Problem to work on: Copy the records below exactly, leaving out every picture.

[Data entries]
⁂
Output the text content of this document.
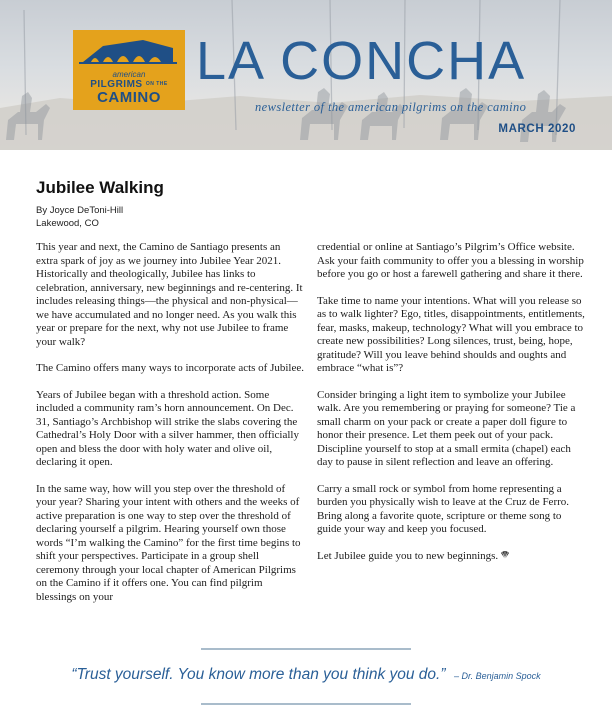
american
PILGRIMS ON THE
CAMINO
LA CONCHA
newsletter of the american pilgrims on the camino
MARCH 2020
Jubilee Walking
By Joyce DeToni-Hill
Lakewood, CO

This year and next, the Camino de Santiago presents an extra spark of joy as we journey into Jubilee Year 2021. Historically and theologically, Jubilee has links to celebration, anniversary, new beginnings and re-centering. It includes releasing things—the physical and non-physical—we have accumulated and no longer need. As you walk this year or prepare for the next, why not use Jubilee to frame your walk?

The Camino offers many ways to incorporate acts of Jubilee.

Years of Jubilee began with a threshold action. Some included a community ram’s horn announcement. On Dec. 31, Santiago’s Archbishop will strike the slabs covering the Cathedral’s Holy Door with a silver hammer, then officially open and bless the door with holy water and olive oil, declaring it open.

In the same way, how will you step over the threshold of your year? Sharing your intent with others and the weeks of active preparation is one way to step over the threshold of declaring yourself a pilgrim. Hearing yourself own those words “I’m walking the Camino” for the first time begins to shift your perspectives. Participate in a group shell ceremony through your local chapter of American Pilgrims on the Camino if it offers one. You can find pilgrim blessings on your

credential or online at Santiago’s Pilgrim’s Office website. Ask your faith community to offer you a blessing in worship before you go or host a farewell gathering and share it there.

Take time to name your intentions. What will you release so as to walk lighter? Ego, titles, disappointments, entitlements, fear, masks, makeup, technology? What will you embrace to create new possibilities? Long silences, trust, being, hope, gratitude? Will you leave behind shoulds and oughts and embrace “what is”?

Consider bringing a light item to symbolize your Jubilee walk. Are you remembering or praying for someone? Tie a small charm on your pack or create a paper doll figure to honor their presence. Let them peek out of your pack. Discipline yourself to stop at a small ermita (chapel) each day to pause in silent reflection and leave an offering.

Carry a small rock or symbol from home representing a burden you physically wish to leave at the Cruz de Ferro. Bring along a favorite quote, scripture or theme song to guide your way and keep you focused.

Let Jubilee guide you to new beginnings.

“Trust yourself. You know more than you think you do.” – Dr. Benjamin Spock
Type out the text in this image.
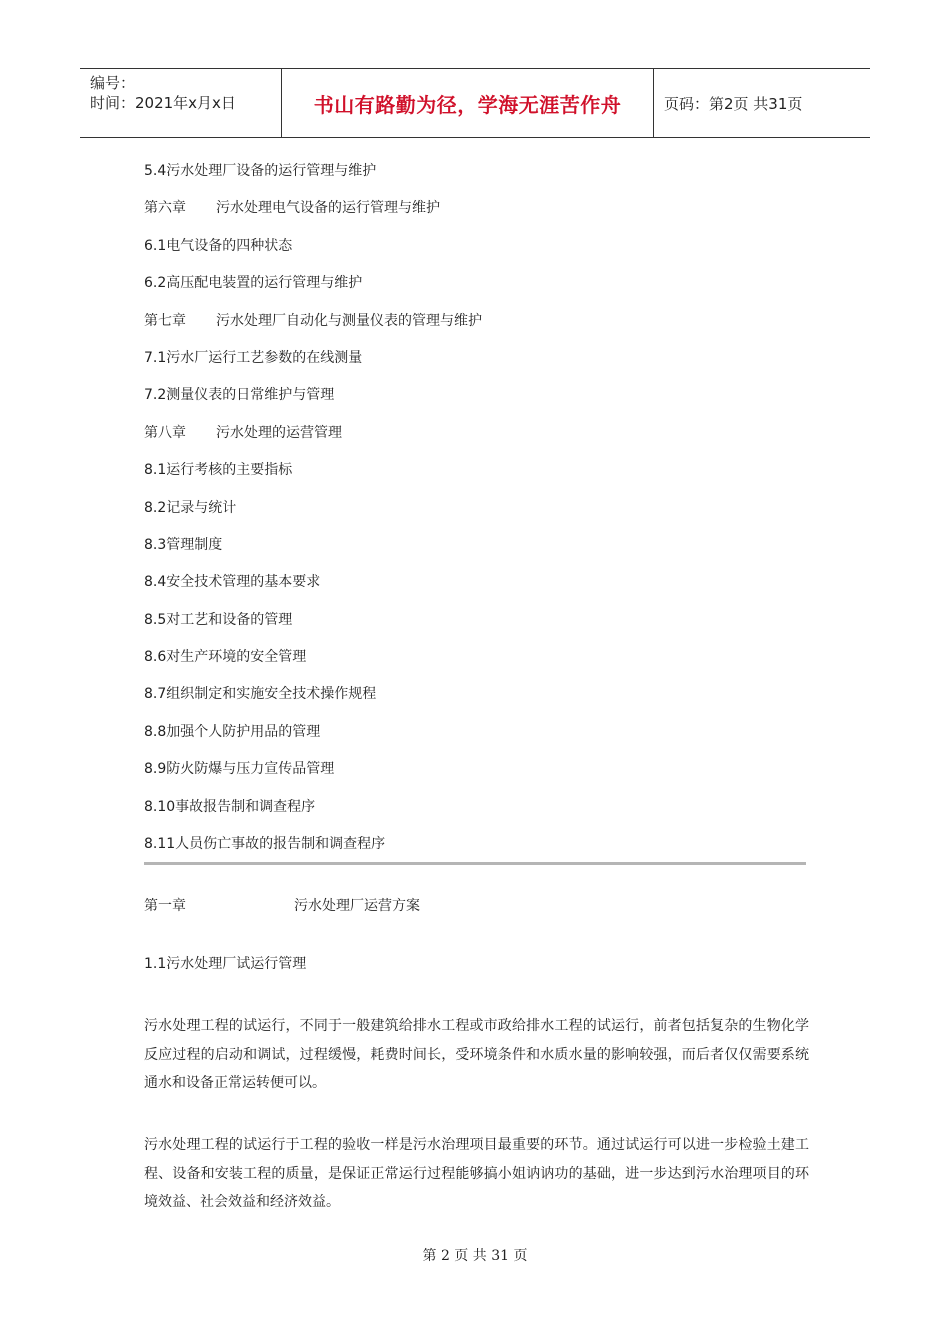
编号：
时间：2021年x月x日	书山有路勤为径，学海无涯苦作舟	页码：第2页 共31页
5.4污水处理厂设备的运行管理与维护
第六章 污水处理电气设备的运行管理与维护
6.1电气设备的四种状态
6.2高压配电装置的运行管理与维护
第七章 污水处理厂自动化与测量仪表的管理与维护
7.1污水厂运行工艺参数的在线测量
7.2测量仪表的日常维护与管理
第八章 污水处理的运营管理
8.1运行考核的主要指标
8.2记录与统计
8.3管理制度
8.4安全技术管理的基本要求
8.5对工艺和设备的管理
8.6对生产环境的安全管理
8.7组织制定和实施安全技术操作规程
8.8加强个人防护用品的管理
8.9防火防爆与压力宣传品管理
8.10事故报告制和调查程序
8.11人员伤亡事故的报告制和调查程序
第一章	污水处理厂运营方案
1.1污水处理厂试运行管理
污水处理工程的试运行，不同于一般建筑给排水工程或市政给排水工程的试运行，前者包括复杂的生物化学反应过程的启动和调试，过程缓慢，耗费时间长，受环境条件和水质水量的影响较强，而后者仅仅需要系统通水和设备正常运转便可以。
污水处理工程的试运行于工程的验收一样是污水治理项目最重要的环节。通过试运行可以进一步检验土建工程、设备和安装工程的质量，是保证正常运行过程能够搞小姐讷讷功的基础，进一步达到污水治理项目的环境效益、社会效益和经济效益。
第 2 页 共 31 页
⁂
Exercise output:
Output the text content of this document.
american
PILGRIMS ON THE
CAMINO
LA CONCHA
newsletter of the american pilgrims on the camino
MARCH 2020
Jubilee Walking
By Joyce DeToni-Hill
Lakewood, CO

This year and next, the Camino de Santiago presents an extra spark of joy as we journey into Jubilee Year 2021. Historically and theologically, Jubilee has links to celebration, anniversary, new beginnings and re-centering. It includes releasing things—the physical and non-physical—we have accumulated and no longer need. As you walk this year or prepare for the next, why not use Jubilee to frame your walk?

The Camino offers many ways to incorporate acts of Jubilee.

Years of Jubilee began with a threshold action. Some included a community ram’s horn announcement. On Dec. 31, Santiago’s Archbishop will strike the slabs covering the Cathedral’s Holy Door with a silver hammer, then officially open and bless the door with holy water and olive oil, declaring it open.

In the same way, how will you step over the threshold of your year? Sharing your intent with others and the weeks of active preparation is one way to step over the threshold of declaring yourself a pilgrim. Hearing yourself own those words “I’m walking the Camino” for the first time begins to shift your perspectives. Participate in a group shell ceremony through your local chapter of American Pilgrims on the Camino if it offers one. You can find pilgrim blessings on your

credential or online at Santiago’s Pilgrim’s Office website. Ask your faith community to offer you a blessing in worship before you go or host a farewell gathering and share it there.

Take time to name your intentions. What will you release so as to walk lighter? Ego, titles, disappointments, entitlements, fear, masks, makeup, technology? What will you embrace to create new possibilities? Long silences, trust, being, hope, gratitude? Will you leave behind shoulds and oughts and embrace “what is”?

Consider bringing a light item to symbolize your Jubilee walk. Are you remembering or praying for someone? Tie a small charm on your pack or create a paper doll figure to honor their presence. Let them peek out of your pack. Discipline yourself to stop at a small ermita (chapel) each day to pause in silent reflection and leave an offering.

Carry a small rock or symbol from home representing a burden you physically wish to leave at the Cruz de Ferro. Bring along a favorite quote, scripture or theme song to guide your way and keep you focused.

Let Jubilee guide you to new beginnings.

“Trust yourself. You know more than you think you do.” – Dr. Benjamin Spock
Type out the text in this image.
编号：
时间：2021年x月x日	书山有路勤为径，学海无涯苦作舟	页码：第2页 共31页
5.4污水处理厂设备的运行管理与维护
第六章 污水处理电气设备的运行管理与维护
6.1电气设备的四种状态
6.2高压配电装置的运行管理与维护
第七章 污水处理厂自动化与测量仪表的管理与维护
7.1污水厂运行工艺参数的在线测量
7.2测量仪表的日常维护与管理
第八章 污水处理的运营管理
8.1运行考核的主要指标
8.2记录与统计
8.3管理制度
8.4安全技术管理的基本要求
8.5对工艺和设备的管理
8.6对生产环境的安全管理
8.7组织制定和实施安全技术操作规程
8.8加强个人防护用品的管理
8.9防火防爆与压力宣传品管理
8.10事故报告制和调查程序
8.11人员伤亡事故的报告制和调查程序
第一章	污水处理厂运营方案
1.1污水处理厂试运行管理
污水处理工程的试运行，不同于一般建筑给排水工程或市政给排水工程的试运行，前者包括复杂的生物化学反应过程的启动和调试，过程缓慢，耗费时间长，受环境条件和水质水量的影响较强，而后者仅仅需要系统通水和设备正常运转便可以。
污水处理工程的试运行于工程的验收一样是污水治理项目最重要的环节。通过试运行可以进一步检验土建工程、设备和安装工程的质量，是保证正常运行过程能够搞小姐讷讷功的基础，进一步达到污水治理项目的环境效益、社会效益和经济效益。
第 2 页 共 31 页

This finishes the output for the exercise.